Data items:
━━━━━━━━

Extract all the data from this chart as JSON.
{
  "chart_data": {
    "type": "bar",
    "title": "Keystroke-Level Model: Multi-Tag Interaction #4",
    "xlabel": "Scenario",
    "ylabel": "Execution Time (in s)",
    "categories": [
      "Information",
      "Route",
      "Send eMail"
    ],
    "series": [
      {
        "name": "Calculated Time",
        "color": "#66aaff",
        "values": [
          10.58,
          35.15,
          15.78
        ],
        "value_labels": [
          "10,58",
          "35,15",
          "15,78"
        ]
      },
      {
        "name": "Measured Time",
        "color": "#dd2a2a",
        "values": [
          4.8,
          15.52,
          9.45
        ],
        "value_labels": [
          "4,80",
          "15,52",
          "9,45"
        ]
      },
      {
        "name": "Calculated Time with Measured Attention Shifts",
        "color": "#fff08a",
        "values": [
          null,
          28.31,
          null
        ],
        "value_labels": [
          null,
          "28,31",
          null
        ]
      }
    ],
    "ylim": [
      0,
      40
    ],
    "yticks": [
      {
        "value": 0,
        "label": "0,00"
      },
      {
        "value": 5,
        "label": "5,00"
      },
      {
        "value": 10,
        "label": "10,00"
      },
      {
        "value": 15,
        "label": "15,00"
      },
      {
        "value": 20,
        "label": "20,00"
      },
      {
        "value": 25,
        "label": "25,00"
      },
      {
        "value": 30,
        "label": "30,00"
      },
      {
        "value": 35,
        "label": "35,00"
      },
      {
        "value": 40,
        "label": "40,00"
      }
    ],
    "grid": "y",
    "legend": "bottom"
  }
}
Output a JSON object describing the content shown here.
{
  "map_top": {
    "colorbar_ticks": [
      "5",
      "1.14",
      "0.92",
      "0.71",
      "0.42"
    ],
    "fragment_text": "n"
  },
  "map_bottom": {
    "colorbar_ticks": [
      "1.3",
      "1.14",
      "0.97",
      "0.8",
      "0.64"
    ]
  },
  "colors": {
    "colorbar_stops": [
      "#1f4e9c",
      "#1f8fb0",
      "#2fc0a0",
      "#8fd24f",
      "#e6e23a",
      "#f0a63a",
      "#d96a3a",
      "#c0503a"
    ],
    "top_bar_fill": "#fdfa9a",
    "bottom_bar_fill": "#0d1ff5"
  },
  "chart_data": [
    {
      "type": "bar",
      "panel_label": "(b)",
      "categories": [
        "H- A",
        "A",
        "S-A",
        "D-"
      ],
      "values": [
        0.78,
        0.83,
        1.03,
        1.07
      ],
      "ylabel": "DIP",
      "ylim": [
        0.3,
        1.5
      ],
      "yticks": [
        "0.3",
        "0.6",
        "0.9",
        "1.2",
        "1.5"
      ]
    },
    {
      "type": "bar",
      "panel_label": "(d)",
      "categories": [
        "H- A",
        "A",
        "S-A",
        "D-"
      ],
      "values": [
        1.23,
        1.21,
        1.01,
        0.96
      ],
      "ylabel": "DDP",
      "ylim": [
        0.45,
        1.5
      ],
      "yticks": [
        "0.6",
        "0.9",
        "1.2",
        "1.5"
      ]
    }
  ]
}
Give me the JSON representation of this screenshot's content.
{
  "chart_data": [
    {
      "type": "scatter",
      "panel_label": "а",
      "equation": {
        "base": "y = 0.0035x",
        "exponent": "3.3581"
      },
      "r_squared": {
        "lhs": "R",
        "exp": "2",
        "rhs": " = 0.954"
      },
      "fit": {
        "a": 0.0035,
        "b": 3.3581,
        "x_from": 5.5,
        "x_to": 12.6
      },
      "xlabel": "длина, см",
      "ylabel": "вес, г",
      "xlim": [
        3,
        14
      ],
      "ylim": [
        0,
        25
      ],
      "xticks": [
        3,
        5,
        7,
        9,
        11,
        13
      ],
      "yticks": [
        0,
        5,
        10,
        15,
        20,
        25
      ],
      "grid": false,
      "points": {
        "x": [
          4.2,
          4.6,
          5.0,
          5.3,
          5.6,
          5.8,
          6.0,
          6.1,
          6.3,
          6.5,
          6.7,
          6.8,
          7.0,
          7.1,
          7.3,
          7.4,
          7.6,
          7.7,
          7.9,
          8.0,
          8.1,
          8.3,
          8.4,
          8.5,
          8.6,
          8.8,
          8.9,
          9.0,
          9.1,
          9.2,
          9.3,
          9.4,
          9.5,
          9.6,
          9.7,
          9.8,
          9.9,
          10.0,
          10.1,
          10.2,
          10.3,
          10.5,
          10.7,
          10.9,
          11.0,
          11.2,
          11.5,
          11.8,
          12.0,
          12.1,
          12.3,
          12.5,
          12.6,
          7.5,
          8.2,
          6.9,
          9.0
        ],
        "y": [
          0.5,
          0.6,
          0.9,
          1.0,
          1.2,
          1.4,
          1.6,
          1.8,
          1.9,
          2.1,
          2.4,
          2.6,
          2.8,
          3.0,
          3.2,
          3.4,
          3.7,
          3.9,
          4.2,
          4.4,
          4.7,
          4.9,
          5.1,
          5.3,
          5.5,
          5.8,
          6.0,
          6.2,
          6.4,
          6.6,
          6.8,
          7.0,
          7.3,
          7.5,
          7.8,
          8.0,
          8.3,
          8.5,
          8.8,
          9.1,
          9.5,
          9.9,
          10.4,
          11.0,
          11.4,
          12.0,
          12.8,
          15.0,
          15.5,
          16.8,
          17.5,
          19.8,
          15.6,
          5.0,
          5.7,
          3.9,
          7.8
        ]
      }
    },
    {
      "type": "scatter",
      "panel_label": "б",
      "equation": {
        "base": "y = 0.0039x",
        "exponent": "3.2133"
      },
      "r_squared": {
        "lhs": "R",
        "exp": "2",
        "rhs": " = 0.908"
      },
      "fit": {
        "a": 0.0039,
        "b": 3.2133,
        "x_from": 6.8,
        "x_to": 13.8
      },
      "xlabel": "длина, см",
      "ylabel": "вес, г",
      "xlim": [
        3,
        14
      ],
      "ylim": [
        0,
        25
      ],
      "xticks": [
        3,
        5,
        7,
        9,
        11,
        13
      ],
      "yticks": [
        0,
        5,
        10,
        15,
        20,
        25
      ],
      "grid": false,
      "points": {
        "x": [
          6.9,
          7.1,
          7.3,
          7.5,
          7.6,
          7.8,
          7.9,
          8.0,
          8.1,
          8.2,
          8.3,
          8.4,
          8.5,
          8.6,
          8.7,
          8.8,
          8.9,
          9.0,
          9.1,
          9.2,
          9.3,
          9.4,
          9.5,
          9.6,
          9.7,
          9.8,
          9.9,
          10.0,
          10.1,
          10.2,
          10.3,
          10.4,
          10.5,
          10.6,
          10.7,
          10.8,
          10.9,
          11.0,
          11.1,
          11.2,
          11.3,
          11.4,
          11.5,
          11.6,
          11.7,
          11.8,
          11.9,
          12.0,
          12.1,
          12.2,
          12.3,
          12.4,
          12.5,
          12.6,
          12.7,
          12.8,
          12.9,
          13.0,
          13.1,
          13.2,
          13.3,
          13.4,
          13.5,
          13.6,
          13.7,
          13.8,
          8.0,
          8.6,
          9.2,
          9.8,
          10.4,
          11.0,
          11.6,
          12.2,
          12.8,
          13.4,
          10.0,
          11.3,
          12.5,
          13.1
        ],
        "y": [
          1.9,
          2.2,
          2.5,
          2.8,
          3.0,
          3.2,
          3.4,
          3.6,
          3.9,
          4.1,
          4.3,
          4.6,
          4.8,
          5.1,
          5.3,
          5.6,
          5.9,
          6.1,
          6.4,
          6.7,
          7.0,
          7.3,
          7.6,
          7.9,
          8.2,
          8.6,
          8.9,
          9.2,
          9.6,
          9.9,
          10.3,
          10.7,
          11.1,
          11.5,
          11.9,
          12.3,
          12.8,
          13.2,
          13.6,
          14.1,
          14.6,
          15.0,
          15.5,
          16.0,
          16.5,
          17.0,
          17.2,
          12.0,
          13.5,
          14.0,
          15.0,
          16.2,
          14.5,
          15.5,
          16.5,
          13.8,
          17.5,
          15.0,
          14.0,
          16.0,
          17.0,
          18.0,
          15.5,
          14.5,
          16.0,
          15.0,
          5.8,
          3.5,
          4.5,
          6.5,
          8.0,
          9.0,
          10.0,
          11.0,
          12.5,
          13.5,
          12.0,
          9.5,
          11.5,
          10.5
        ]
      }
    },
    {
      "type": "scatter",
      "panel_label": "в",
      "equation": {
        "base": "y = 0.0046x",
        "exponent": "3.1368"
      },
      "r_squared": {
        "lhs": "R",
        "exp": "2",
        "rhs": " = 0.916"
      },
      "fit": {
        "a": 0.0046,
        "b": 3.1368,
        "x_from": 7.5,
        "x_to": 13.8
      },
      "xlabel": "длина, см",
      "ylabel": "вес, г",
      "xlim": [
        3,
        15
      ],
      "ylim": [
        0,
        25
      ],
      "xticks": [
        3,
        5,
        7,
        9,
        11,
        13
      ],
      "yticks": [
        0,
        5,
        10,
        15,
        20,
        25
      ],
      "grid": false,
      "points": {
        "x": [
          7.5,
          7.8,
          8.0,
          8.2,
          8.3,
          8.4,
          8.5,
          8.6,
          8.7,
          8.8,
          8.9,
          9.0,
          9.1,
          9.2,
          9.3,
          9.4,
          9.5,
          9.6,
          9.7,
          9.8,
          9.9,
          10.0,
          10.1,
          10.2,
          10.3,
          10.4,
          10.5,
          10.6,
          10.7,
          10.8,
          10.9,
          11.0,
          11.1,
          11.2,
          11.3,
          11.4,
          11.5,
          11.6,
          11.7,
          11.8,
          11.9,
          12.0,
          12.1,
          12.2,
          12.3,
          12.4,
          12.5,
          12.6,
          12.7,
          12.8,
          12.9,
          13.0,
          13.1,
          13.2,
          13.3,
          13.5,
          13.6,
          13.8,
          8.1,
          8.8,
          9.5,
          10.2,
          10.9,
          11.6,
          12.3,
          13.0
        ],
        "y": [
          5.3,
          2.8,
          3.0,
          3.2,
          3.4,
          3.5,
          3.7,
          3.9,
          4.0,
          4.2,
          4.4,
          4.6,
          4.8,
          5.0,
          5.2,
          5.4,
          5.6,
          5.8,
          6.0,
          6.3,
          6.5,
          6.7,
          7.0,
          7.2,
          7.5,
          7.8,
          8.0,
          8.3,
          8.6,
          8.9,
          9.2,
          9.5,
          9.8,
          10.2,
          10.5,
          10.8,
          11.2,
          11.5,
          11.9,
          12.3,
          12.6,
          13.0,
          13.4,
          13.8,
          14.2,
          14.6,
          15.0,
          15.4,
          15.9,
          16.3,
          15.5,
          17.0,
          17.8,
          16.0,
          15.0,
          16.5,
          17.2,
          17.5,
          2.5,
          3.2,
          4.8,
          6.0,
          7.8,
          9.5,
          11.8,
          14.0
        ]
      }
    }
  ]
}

━━━━━━━━

Using the records above, select and copy every line that has the word "JSON".

:: EXERCISE SOLUTION ::
Extract all the data from this chart as JSON.
Output a JSON object describing the content shown here.
Give me the JSON representation of this screenshot's content.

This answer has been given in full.